PARTS OF THE EXERCISE —
(1) Retype the passage from the article on AI search and rankings below word for word, beginning at "How ranking worked" and stopping after "knew the rules.".
(2) In the article on AI search and rankings below, what is the right frame for AI search if ranking is the wrong one?

SOURCE —
_ _ _ _
Four phrasings, one underlying confusion. People are still using the ranking mental model to think about something that doesn't rank.
The instinct is fair. For 25 years, the way to think about whether your business was visible online was to ask "where do I come on Google?" The number, the position, the page. Ranking has been the vocabulary. AI search has broken the vocabulary.
How ranking worked
If you have run a business in the UK for any length of time, you have lived inside the ranking model whether you wanted to or not.
Google's search results page is a ladder. Ten blue links. Position one wins. Position ten is the bottom of the ladder. Position eleven is the bottom of the next ladder, the one nobody clicks through to. The number meant something, and the number was stable. You could check it on Monday, check it on Friday, and broadly know where you stood. If you slipped from position three to position five, you had a problem to solve. If you climbed from position eight to position four, something you did was working.
The whole optimisation game built on this was clear. Climb the ladder. Stay on page one. Don't let the competitor pass you.
It wasn't always pleasant work. But it was legible. You knew the rules.
That model is still alive for the parts of search that still rank. Google itself still ranks. Google Business Profile still ranks. The Map Pack still ranks. The mental model is not wrong everywhere.
It is wrong inside AI assistants.
Why AI doesn't rank
The first thing to notice about an AI assistant is that you cannot find a ladder anywhere in it.
Ask one of the major AI assistants for a plumber in Leeds on Tuesday morning, and it might recommend three businesses by name. Ask the same assistant the same question on Tuesday afternoon, from the same city, on the same device, and you may get three different businesses. Or two of the same and one new one. Or the same three in a different order.
Ask again on Wednesday. Different again.
This is not a glitch. It is the design. AI assistants do not maintain a fixed list of "best plumbers in Leeds" that gets updated like a high street directory. Every time the question is asked, the answer is generated. There is no position one to climb to. There is no page one to stay on. There is no number that goes up or down for you to track week on week.
What you get instead is a series of recommendation events. Each time someone asks, an answer is produced. Sometimes you are in the answer. Sometimes you are not. Sometimes the competitor is. Sometimes neither of you. The question is not "where do I come in the list?" The question is "how often am I getting named at all?"
This is the move people are quietly making in the search bar without realising it. The queries we are seeing in our data do not ask about position. They ask about frequency ("more repeatedly"), they ask about presence ("show up"), they ask about consistency across platforms ("getting mentioned in AI answers but we're not"). Recommendation-shaped questions wearing ranking-shaped language.
What AI does instead
If ranking is the wrong frame, the right frame is recommendation. A few things matter here, and they are different to what mattered in the old model.
_ _ _ _
EXTRACTED MATERIAL —

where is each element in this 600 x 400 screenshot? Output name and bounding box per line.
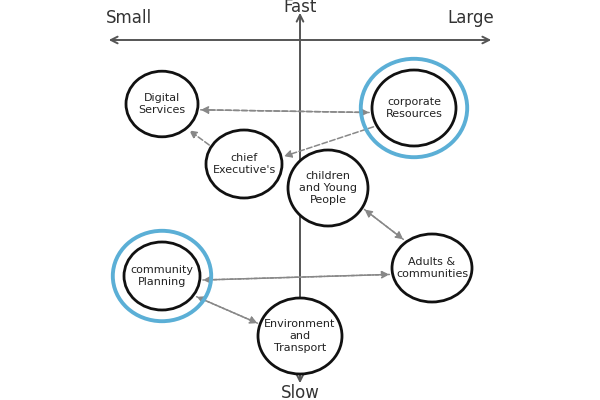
- Text: Digital
Services: Digital Services: [139, 93, 185, 115]
- Text: Environment
and
Transport: Environment and Transport: [265, 319, 335, 353]
- Text: children
and Young
People: children and Young People: [299, 171, 357, 204]
- Text: Adults &
communities: Adults & communities: [396, 257, 468, 279]
- Ellipse shape: [288, 150, 368, 226]
- Text: corporate
Resources: corporate Resources: [386, 97, 442, 119]
- Ellipse shape: [124, 242, 200, 310]
- Text: Slow: Slow: [281, 384, 319, 400]
- Text: community
Planning: community Planning: [131, 265, 193, 287]
- Ellipse shape: [392, 234, 472, 302]
- Ellipse shape: [126, 71, 198, 137]
- Text: chief
Executive's: chief Executive's: [212, 153, 275, 175]
- Text: Large: Large: [447, 9, 494, 27]
- Text: Fast: Fast: [283, 0, 317, 16]
- Ellipse shape: [206, 130, 282, 198]
- Ellipse shape: [372, 70, 456, 146]
- Ellipse shape: [258, 298, 342, 374]
- Text: Small: Small: [106, 9, 152, 27]
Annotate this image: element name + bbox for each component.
_ _ _ _
ANSWERS PER TASK —
(1)
How ranking worked
If you have run a business in the UK for any length of time, you have lived inside the ranking model whether you wanted to or not.
Google's search results page is a ladder. Ten blue links. Position one wins. Position ten is the bottom of the ladder. Position eleven is the bottom of the next ladder, the one nobody clicks through to. The number meant something, and the number was stable. You could check it on Monday, check it on Friday, and broadly know where you stood. If you slipped from position three to position five, you had a problem to solve. If you climbed from position eight to position four, something you did was working.
The whole optimisation game built on this was clear. Climb the ladder. Stay on page one. Don't let the competitor pass you.
It wasn't always pleasant work. But it was legible. You knew the rules.

(2) Recommendation.